● Task description
Drop the pictures from the entries below, then reproduce the rest exactly.
# # # #
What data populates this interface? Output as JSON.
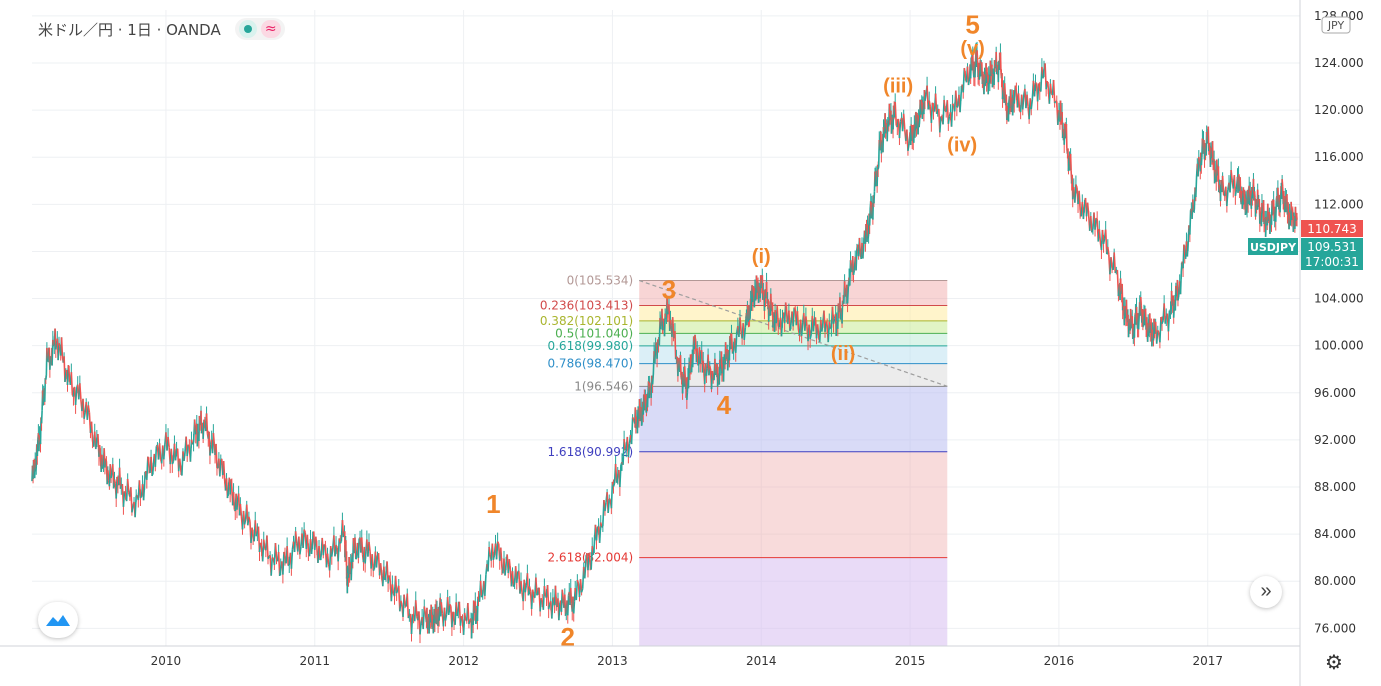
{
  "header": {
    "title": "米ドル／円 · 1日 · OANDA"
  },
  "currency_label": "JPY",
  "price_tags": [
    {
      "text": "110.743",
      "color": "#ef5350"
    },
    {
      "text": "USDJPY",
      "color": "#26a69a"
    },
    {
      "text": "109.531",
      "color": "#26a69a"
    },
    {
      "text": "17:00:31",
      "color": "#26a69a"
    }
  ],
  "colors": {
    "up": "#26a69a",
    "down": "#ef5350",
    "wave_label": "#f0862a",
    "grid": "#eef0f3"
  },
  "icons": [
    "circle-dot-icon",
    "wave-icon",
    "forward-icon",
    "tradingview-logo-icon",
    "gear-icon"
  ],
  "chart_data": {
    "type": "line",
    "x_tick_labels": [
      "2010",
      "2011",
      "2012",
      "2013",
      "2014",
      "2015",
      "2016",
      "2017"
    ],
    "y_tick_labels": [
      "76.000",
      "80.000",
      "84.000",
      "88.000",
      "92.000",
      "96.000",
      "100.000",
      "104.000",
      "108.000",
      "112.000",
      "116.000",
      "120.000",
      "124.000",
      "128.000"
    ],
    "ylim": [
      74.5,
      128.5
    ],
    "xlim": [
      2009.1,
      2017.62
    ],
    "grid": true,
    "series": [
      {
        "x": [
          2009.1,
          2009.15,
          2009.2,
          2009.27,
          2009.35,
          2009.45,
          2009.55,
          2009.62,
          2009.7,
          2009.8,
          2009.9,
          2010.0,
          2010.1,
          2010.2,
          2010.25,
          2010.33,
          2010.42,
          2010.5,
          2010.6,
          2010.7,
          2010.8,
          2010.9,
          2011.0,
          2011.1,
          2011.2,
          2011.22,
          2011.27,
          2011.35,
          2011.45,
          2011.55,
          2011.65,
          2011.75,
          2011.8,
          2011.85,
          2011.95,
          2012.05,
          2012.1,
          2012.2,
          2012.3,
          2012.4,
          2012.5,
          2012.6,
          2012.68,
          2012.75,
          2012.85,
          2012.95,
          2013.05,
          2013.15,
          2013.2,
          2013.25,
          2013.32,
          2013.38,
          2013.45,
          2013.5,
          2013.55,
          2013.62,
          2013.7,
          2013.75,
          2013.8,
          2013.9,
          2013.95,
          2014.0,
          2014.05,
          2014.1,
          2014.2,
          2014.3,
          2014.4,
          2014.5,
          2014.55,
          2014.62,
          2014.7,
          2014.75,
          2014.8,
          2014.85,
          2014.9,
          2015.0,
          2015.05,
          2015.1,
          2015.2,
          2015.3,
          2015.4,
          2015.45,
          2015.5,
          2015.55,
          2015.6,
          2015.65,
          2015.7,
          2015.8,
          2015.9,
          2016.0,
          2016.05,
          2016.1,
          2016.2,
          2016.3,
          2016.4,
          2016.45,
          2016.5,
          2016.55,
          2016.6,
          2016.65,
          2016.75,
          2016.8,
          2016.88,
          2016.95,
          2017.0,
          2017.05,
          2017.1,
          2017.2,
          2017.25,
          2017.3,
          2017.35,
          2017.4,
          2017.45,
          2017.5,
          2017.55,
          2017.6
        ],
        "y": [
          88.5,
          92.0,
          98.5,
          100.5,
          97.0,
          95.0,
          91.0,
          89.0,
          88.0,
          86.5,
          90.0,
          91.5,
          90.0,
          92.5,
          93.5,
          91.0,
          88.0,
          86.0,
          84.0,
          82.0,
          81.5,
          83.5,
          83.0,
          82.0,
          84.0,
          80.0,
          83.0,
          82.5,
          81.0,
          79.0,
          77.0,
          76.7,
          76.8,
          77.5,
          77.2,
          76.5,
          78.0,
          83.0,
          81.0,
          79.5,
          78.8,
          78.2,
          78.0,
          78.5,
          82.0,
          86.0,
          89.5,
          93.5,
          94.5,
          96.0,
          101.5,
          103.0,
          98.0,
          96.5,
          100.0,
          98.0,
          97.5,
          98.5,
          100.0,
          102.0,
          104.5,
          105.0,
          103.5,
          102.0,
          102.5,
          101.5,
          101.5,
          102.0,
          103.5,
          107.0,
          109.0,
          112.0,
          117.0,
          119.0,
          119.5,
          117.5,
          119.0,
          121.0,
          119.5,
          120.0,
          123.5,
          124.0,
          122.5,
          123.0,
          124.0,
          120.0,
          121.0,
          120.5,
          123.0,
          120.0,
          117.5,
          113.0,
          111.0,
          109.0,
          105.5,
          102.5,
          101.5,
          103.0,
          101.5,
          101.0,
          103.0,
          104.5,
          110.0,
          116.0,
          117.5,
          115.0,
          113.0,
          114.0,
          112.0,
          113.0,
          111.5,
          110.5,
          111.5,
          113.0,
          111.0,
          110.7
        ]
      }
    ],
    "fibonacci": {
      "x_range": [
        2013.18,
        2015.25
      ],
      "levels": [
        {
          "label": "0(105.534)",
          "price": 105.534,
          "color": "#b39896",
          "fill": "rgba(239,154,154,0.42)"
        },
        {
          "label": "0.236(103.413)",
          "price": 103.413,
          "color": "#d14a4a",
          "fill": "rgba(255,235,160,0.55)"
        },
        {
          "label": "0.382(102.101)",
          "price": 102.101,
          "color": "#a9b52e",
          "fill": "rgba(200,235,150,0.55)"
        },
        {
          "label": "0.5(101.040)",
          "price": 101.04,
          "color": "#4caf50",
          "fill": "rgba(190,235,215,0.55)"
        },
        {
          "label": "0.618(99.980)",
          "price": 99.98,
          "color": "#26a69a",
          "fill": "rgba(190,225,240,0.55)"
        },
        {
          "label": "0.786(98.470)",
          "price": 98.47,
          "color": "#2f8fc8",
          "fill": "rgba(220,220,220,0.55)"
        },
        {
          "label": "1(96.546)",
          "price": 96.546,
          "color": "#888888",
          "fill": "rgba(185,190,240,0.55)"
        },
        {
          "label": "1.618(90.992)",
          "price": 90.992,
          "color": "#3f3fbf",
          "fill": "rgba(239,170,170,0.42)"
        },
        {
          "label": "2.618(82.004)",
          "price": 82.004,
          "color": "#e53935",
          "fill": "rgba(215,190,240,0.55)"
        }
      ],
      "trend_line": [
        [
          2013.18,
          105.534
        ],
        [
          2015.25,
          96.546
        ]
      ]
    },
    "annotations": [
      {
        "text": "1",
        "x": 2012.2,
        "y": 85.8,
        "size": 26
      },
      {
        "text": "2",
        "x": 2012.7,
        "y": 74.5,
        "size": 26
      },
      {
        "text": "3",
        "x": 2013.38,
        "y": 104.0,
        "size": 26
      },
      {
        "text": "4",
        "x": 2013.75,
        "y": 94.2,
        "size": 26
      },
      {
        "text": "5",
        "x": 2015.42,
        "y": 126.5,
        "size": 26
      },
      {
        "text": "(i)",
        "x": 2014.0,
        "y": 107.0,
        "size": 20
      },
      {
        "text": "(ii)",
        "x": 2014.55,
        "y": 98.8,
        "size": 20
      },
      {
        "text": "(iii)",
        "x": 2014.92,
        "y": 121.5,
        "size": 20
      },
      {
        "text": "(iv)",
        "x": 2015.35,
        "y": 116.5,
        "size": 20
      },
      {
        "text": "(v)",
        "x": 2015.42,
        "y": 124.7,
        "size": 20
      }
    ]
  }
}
# # # #
● Finished answer
What data populates this interface? Output as JSON.
{
  "header": {
    "title": "米ドル／円 · 1日 · OANDA"
  },
  "currency_label": "JPY",
  "price_tags": [
    {
      "text": "110.743",
      "color": "#ef5350"
    },
    {
      "text": "USDJPY",
      "color": "#26a69a"
    },
    {
      "text": "109.531",
      "color": "#26a69a"
    },
    {
      "text": "17:00:31",
      "color": "#26a69a"
    }
  ],
  "colors": {
    "up": "#26a69a",
    "down": "#ef5350",
    "wave_label": "#f0862a",
    "grid": "#eef0f3"
  },
  "icons": [
    "circle-dot-icon",
    "wave-icon",
    "forward-icon",
    "tradingview-logo-icon",
    "gear-icon"
  ],
  "chart_data": {
    "type": "line",
    "x_tick_labels": [
      "2010",
      "2011",
      "2012",
      "2013",
      "2014",
      "2015",
      "2016",
      "2017"
    ],
    "y_tick_labels": [
      "76.000",
      "80.000",
      "84.000",
      "88.000",
      "92.000",
      "96.000",
      "100.000",
      "104.000",
      "108.000",
      "112.000",
      "116.000",
      "120.000",
      "124.000",
      "128.000"
    ],
    "ylim": [
      74.5,
      128.5
    ],
    "xlim": [
      2009.1,
      2017.62
    ],
    "grid": true,
    "series": [
      {
        "x": [
          2009.1,
          2009.15,
          2009.2,
          2009.27,
          2009.35,
          2009.45,
          2009.55,
          2009.62,
          2009.7,
          2009.8,
          2009.9,
          2010.0,
          2010.1,
          2010.2,
          2010.25,
          2010.33,
          2010.42,
          2010.5,
          2010.6,
          2010.7,
          2010.8,
          2010.9,
          2011.0,
          2011.1,
          2011.2,
          2011.22,
          2011.27,
          2011.35,
          2011.45,
          2011.55,
          2011.65,
          2011.75,
          2011.8,
          2011.85,
          2011.95,
          2012.05,
          2012.1,
          2012.2,
          2012.3,
          2012.4,
          2012.5,
          2012.6,
          2012.68,
          2012.75,
          2012.85,
          2012.95,
          2013.05,
          2013.15,
          2013.2,
          2013.25,
          2013.32,
          2013.38,
          2013.45,
          2013.5,
          2013.55,
          2013.62,
          2013.7,
          2013.75,
          2013.8,
          2013.9,
          2013.95,
          2014.0,
          2014.05,
          2014.1,
          2014.2,
          2014.3,
          2014.4,
          2014.5,
          2014.55,
          2014.62,
          2014.7,
          2014.75,
          2014.8,
          2014.85,
          2014.9,
          2015.0,
          2015.05,
          2015.1,
          2015.2,
          2015.3,
          2015.4,
          2015.45,
          2015.5,
          2015.55,
          2015.6,
          2015.65,
          2015.7,
          2015.8,
          2015.9,
          2016.0,
          2016.05,
          2016.1,
          2016.2,
          2016.3,
          2016.4,
          2016.45,
          2016.5,
          2016.55,
          2016.6,
          2016.65,
          2016.75,
          2016.8,
          2016.88,
          2016.95,
          2017.0,
          2017.05,
          2017.1,
          2017.2,
          2017.25,
          2017.3,
          2017.35,
          2017.4,
          2017.45,
          2017.5,
          2017.55,
          2017.6
        ],
        "y": [
          88.5,
          92.0,
          98.5,
          100.5,
          97.0,
          95.0,
          91.0,
          89.0,
          88.0,
          86.5,
          90.0,
          91.5,
          90.0,
          92.5,
          93.5,
          91.0,
          88.0,
          86.0,
          84.0,
          82.0,
          81.5,
          83.5,
          83.0,
          82.0,
          84.0,
          80.0,
          83.0,
          82.5,
          81.0,
          79.0,
          77.0,
          76.7,
          76.8,
          77.5,
          77.2,
          76.5,
          78.0,
          83.0,
          81.0,
          79.5,
          78.8,
          78.2,
          78.0,
          78.5,
          82.0,
          86.0,
          89.5,
          93.5,
          94.5,
          96.0,
          101.5,
          103.0,
          98.0,
          96.5,
          100.0,
          98.0,
          97.5,
          98.5,
          100.0,
          102.0,
          104.5,
          105.0,
          103.5,
          102.0,
          102.5,
          101.5,
          101.5,
          102.0,
          103.5,
          107.0,
          109.0,
          112.0,
          117.0,
          119.0,
          119.5,
          117.5,
          119.0,
          121.0,
          119.5,
          120.0,
          123.5,
          124.0,
          122.5,
          123.0,
          124.0,
          120.0,
          121.0,
          120.5,
          123.0,
          120.0,
          117.5,
          113.0,
          111.0,
          109.0,
          105.5,
          102.5,
          101.5,
          103.0,
          101.5,
          101.0,
          103.0,
          104.5,
          110.0,
          116.0,
          117.5,
          115.0,
          113.0,
          114.0,
          112.0,
          113.0,
          111.5,
          110.5,
          111.5,
          113.0,
          111.0,
          110.7
        ]
      }
    ],
    "fibonacci": {
      "x_range": [
        2013.18,
        2015.25
      ],
      "levels": [
        {
          "label": "0(105.534)",
          "price": 105.534,
          "color": "#b39896",
          "fill": "rgba(239,154,154,0.42)"
        },
        {
          "label": "0.236(103.413)",
          "price": 103.413,
          "color": "#d14a4a",
          "fill": "rgba(255,235,160,0.55)"
        },
        {
          "label": "0.382(102.101)",
          "price": 102.101,
          "color": "#a9b52e",
          "fill": "rgba(200,235,150,0.55)"
        },
        {
          "label": "0.5(101.040)",
          "price": 101.04,
          "color": "#4caf50",
          "fill": "rgba(190,235,215,0.55)"
        },
        {
          "label": "0.618(99.980)",
          "price": 99.98,
          "color": "#26a69a",
          "fill": "rgba(190,225,240,0.55)"
        },
        {
          "label": "0.786(98.470)",
          "price": 98.47,
          "color": "#2f8fc8",
          "fill": "rgba(220,220,220,0.55)"
        },
        {
          "label": "1(96.546)",
          "price": 96.546,
          "color": "#888888",
          "fill": "rgba(185,190,240,0.55)"
        },
        {
          "label": "1.618(90.992)",
          "price": 90.992,
          "color": "#3f3fbf",
          "fill": "rgba(239,170,170,0.42)"
        },
        {
          "label": "2.618(82.004)",
          "price": 82.004,
          "color": "#e53935",
          "fill": "rgba(215,190,240,0.55)"
        }
      ],
      "trend_line": [
        [
          2013.18,
          105.534
        ],
        [
          2015.25,
          96.546
        ]
      ]
    },
    "annotations": [
      {
        "text": "1",
        "x": 2012.2,
        "y": 85.8,
        "size": 26
      },
      {
        "text": "2",
        "x": 2012.7,
        "y": 74.5,
        "size": 26
      },
      {
        "text": "3",
        "x": 2013.38,
        "y": 104.0,
        "size": 26
      },
      {
        "text": "4",
        "x": 2013.75,
        "y": 94.2,
        "size": 26
      },
      {
        "text": "5",
        "x": 2015.42,
        "y": 126.5,
        "size": 26
      },
      {
        "text": "(i)",
        "x": 2014.0,
        "y": 107.0,
        "size": 20
      },
      {
        "text": "(ii)",
        "x": 2014.55,
        "y": 98.8,
        "size": 20
      },
      {
        "text": "(iii)",
        "x": 2014.92,
        "y": 121.5,
        "size": 20
      },
      {
        "text": "(iv)",
        "x": 2015.35,
        "y": 116.5,
        "size": 20
      },
      {
        "text": "(v)",
        "x": 2015.42,
        "y": 124.7,
        "size": 20
      }
    ]
  }
}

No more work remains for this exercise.